● **TASK INPUT**
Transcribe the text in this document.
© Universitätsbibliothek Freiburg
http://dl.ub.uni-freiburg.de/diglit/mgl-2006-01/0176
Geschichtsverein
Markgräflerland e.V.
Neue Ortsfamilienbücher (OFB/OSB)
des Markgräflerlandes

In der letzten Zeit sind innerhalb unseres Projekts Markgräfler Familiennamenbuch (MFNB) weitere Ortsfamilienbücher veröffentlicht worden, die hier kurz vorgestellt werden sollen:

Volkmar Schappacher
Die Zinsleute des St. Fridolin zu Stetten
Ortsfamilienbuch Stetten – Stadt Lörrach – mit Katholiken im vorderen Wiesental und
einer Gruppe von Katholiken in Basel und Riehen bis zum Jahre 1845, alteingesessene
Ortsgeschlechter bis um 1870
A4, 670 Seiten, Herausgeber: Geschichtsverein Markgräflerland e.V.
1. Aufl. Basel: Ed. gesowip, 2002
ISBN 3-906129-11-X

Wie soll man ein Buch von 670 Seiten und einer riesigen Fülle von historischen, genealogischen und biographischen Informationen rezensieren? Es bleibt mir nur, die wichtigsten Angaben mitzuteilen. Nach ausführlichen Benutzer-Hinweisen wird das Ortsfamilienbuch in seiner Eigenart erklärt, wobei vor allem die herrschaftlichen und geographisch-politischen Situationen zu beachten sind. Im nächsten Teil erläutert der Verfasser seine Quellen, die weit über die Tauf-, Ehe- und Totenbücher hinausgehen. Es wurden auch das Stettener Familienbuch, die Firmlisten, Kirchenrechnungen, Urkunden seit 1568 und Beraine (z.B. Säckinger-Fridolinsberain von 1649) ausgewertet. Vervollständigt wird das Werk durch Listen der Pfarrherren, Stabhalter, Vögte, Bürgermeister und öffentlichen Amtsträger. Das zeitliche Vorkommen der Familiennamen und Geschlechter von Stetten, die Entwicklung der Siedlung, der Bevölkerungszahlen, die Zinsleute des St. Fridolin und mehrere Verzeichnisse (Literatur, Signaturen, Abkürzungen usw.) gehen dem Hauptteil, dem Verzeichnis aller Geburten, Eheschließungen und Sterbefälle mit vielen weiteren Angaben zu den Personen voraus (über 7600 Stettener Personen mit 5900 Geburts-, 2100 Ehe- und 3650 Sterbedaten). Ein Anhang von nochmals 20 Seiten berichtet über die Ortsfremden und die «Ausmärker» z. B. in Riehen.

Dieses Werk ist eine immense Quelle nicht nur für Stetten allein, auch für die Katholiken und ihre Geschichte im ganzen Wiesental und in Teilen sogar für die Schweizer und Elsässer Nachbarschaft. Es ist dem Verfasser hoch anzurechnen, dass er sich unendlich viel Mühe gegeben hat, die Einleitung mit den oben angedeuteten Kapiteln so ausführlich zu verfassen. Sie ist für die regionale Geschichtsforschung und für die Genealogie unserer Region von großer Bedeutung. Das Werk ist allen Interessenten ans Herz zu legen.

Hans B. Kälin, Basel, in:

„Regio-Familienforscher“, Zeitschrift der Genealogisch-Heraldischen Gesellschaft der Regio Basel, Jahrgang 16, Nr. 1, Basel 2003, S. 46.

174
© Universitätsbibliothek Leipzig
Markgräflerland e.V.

● **AIM**
Look through the entries above and list every line containing "Universitätsbibliothek".

● **THE SOLUTION**
© Universitätsbibliothek Freiburg
© Universitätsbibliothek Leipzig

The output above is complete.